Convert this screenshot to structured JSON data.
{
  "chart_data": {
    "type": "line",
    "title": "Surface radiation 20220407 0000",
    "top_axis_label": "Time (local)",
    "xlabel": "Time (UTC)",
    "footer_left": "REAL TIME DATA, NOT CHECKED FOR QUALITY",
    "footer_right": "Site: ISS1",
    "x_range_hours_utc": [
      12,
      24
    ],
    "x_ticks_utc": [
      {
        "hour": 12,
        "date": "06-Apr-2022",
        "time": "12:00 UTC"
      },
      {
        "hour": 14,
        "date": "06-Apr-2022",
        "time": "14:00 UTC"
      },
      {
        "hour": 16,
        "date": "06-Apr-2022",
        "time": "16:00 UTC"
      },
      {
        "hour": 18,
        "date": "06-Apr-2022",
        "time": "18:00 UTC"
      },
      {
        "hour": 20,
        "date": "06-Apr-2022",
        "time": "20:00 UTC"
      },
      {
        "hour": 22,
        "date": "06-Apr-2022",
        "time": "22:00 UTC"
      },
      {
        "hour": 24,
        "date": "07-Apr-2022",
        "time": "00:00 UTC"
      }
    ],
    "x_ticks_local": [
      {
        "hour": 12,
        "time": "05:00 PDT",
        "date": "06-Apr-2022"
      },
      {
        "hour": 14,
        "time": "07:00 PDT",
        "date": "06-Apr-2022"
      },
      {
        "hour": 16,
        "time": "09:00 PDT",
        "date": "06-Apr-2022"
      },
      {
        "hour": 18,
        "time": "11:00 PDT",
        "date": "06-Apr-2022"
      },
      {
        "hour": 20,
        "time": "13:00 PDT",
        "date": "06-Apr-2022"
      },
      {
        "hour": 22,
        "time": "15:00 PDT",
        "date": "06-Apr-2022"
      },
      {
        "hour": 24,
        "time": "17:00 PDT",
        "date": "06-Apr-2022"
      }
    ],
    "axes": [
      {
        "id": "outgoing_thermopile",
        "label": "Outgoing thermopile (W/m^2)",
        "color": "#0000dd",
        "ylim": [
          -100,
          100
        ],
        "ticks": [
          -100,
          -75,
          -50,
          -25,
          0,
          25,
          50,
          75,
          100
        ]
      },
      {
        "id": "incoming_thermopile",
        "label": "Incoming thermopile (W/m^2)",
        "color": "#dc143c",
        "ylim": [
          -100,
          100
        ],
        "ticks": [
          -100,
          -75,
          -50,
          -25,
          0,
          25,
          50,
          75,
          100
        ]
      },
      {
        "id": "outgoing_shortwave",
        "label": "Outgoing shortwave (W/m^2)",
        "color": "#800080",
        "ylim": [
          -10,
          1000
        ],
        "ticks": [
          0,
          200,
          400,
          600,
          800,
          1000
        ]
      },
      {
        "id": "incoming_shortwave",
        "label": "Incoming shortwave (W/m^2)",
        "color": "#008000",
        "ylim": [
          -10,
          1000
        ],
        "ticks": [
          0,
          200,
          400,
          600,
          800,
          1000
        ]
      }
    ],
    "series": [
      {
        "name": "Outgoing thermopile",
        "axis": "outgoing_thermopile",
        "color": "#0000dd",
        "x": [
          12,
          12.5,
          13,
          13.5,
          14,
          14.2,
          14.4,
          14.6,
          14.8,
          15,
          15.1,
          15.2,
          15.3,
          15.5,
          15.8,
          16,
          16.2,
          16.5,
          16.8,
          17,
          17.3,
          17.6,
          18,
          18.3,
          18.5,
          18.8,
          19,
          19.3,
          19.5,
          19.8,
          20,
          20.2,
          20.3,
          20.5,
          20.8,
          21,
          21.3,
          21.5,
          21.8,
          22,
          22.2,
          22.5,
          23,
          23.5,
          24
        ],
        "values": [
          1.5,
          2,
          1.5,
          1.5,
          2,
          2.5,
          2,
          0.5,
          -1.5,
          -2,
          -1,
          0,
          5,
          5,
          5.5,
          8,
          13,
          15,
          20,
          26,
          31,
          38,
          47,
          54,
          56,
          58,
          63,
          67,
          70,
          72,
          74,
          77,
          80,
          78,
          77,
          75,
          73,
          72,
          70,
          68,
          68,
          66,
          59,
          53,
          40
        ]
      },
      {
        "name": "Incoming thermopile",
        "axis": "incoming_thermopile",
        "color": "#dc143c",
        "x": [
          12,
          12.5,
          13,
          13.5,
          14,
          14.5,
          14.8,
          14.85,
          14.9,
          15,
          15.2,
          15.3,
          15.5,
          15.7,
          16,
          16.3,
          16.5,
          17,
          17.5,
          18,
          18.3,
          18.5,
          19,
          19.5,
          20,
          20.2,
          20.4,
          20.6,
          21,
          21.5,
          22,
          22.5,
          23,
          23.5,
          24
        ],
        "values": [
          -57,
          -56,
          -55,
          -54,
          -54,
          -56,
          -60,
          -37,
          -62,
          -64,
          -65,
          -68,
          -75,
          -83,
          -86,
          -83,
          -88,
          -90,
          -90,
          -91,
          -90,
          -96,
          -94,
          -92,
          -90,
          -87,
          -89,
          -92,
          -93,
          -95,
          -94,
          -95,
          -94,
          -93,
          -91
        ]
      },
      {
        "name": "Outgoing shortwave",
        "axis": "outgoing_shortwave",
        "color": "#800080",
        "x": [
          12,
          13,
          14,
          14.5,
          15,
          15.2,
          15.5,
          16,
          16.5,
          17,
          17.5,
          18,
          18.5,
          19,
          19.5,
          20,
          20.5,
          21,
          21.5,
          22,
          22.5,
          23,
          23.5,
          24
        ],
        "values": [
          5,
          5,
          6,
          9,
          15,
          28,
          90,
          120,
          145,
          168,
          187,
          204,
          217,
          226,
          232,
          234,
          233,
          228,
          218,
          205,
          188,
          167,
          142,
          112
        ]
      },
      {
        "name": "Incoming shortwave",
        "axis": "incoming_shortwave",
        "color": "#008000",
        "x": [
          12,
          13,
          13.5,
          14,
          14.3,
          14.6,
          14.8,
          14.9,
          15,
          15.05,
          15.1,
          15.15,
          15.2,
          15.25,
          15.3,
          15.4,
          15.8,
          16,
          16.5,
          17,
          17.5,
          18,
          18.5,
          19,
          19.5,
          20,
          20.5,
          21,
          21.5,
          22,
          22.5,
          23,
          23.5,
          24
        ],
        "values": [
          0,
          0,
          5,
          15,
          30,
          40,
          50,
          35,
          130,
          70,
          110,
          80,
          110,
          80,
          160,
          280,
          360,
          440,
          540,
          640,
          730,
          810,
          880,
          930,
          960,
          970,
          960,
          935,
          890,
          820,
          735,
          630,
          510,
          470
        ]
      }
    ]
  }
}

□ □ □ □ □ □ □

* [Objective]: Quote the whole listing above, leaving nothing out.

* [Task result]:
Convert this screenshot to structured JSON data.
{
  "chart_data": {
    "type": "line",
    "title": "Surface radiation 20220407 0000",
    "top_axis_label": "Time (local)",
    "xlabel": "Time (UTC)",
    "footer_left": "REAL TIME DATA, NOT CHECKED FOR QUALITY",
    "footer_right": "Site: ISS1",
    "x_range_hours_utc": [
      12,
      24
    ],
    "x_ticks_utc": [
      {
        "hour": 12,
        "date": "06-Apr-2022",
        "time": "12:00 UTC"
      },
      {
        "hour": 14,
        "date": "06-Apr-2022",
        "time": "14:00 UTC"
      },
      {
        "hour": 16,
        "date": "06-Apr-2022",
        "time": "16:00 UTC"
      },
      {
        "hour": 18,
        "date": "06-Apr-2022",
        "time": "18:00 UTC"
      },
      {
        "hour": 20,
        "date": "06-Apr-2022",
        "time": "20:00 UTC"
      },
      {
        "hour": 22,
        "date": "06-Apr-2022",
        "time": "22:00 UTC"
      },
      {
        "hour": 24,
        "date": "07-Apr-2022",
        "time": "00:00 UTC"
      }
    ],
    "x_ticks_local": [
      {
        "hour": 12,
        "time": "05:00 PDT",
        "date": "06-Apr-2022"
      },
      {
        "hour": 14,
        "time": "07:00 PDT",
        "date": "06-Apr-2022"
      },
      {
        "hour": 16,
        "time": "09:00 PDT",
        "date": "06-Apr-2022"
      },
      {
        "hour": 18,
        "time": "11:00 PDT",
        "date": "06-Apr-2022"
      },
      {
        "hour": 20,
        "time": "13:00 PDT",
        "date": "06-Apr-2022"
      },
      {
        "hour": 22,
        "time": "15:00 PDT",
        "date": "06-Apr-2022"
      },
      {
        "hour": 24,
        "time": "17:00 PDT",
        "date": "06-Apr-2022"
      }
    ],
    "axes": [
      {
        "id": "outgoing_thermopile",
        "label": "Outgoing thermopile (W/m^2)",
        "color": "#0000dd",
        "ylim": [
          -100,
          100
        ],
        "ticks": [
          -100,
          -75,
          -50,
          -25,
          0,
          25,
          50,
          75,
          100
        ]
      },
      {
        "id": "incoming_thermopile",
        "label": "Incoming thermopile (W/m^2)",
        "color": "#dc143c",
        "ylim": [
          -100,
          100
        ],
        "ticks": [
          -100,
          -75,
          -50,
          -25,
          0,
          25,
          50,
          75,
          100
        ]
      },
      {
        "id": "outgoing_shortwave",
        "label": "Outgoing shortwave (W/m^2)",
        "color": "#800080",
        "ylim": [
          -10,
          1000
        ],
        "ticks": [
          0,
          200,
          400,
          600,
          800,
          1000
        ]
      },
      {
        "id": "incoming_shortwave",
        "label": "Incoming shortwave (W/m^2)",
        "color": "#008000",
        "ylim": [
          -10,
          1000
        ],
        "ticks": [
          0,
          200,
          400,
          600,
          800,
          1000
        ]
      }
    ],
    "series": [
      {
        "name": "Outgoing thermopile",
        "axis": "outgoing_thermopile",
        "color": "#0000dd",
        "x": [
          12,
          12.5,
          13,
          13.5,
          14,
          14.2,
          14.4,
          14.6,
          14.8,
          15,
          15.1,
          15.2,
          15.3,
          15.5,
          15.8,
          16,
          16.2,
          16.5,
          16.8,
          17,
          17.3,
          17.6,
          18,
          18.3,
          18.5,
          18.8,
          19,
          19.3,
          19.5,
          19.8,
          20,
          20.2,
          20.3,
          20.5,
          20.8,
          21,
          21.3,
          21.5,
          21.8,
          22,
          22.2,
          22.5,
          23,
          23.5,
          24
        ],
        "values": [
          1.5,
          2,
          1.5,
          1.5,
          2,
          2.5,
          2,
          0.5,
          -1.5,
          -2,
          -1,
          0,
          5,
          5,
          5.5,
          8,
          13,
          15,
          20,
          26,
          31,
          38,
          47,
          54,
          56,
          58,
          63,
          67,
          70,
          72,
          74,
          77,
          80,
          78,
          77,
          75,
          73,
          72,
          70,
          68,
          68,
          66,
          59,
          53,
          40
        ]
      },
      {
        "name": "Incoming thermopile",
        "axis": "incoming_thermopile",
        "color": "#dc143c",
        "x": [
          12,
          12.5,
          13,
          13.5,
          14,
          14.5,
          14.8,
          14.85,
          14.9,
          15,
          15.2,
          15.3,
          15.5,
          15.7,
          16,
          16.3,
          16.5,
          17,
          17.5,
          18,
          18.3,
          18.5,
          19,
          19.5,
          20,
          20.2,
          20.4,
          20.6,
          21,
          21.5,
          22,
          22.5,
          23,
          23.5,
          24
        ],
        "values": [
          -57,
          -56,
          -55,
          -54,
          -54,
          -56,
          -60,
          -37,
          -62,
          -64,
          -65,
          -68,
          -75,
          -83,
          -86,
          -83,
          -88,
          -90,
          -90,
          -91,
          -90,
          -96,
          -94,
          -92,
          -90,
          -87,
          -89,
          -92,
          -93,
          -95,
          -94,
          -95,
          -94,
          -93,
          -91
        ]
      },
      {
        "name": "Outgoing shortwave",
        "axis": "outgoing_shortwave",
        "color": "#800080",
        "x": [
          12,
          13,
          14,
          14.5,
          15,
          15.2,
          15.5,
          16,
          16.5,
          17,
          17.5,
          18,
          18.5,
          19,
          19.5,
          20,
          20.5,
          21,
          21.5,
          22,
          22.5,
          23,
          23.5,
          24
        ],
        "values": [
          5,
          5,
          6,
          9,
          15,
          28,
          90,
          120,
          145,
          168,
          187,
          204,
          217,
          226,
          232,
          234,
          233,
          228,
          218,
          205,
          188,
          167,
          142,
          112
        ]
      },
      {
        "name": "Incoming shortwave",
        "axis": "incoming_shortwave",
        "color": "#008000",
        "x": [
          12,
          13,
          13.5,
          14,
          14.3,
          14.6,
          14.8,
          14.9,
          15,
          15.05,
          15.1,
          15.15,
          15.2,
          15.25,
          15.3,
          15.4,
          15.8,
          16,
          16.5,
          17,
          17.5,
          18,
          18.5,
          19,
          19.5,
          20,
          20.5,
          21,
          21.5,
          22,
          22.5,
          23,
          23.5,
          24
        ],
        "values": [
          0,
          0,
          5,
          15,
          30,
          40,
          50,
          35,
          130,
          70,
          110,
          80,
          110,
          80,
          160,
          280,
          360,
          440,
          540,
          640,
          730,
          810,
          880,
          930,
          960,
          970,
          960,
          935,
          890,
          820,
          735,
          630,
          510,
          470
        ]
      }
    ]
  }
}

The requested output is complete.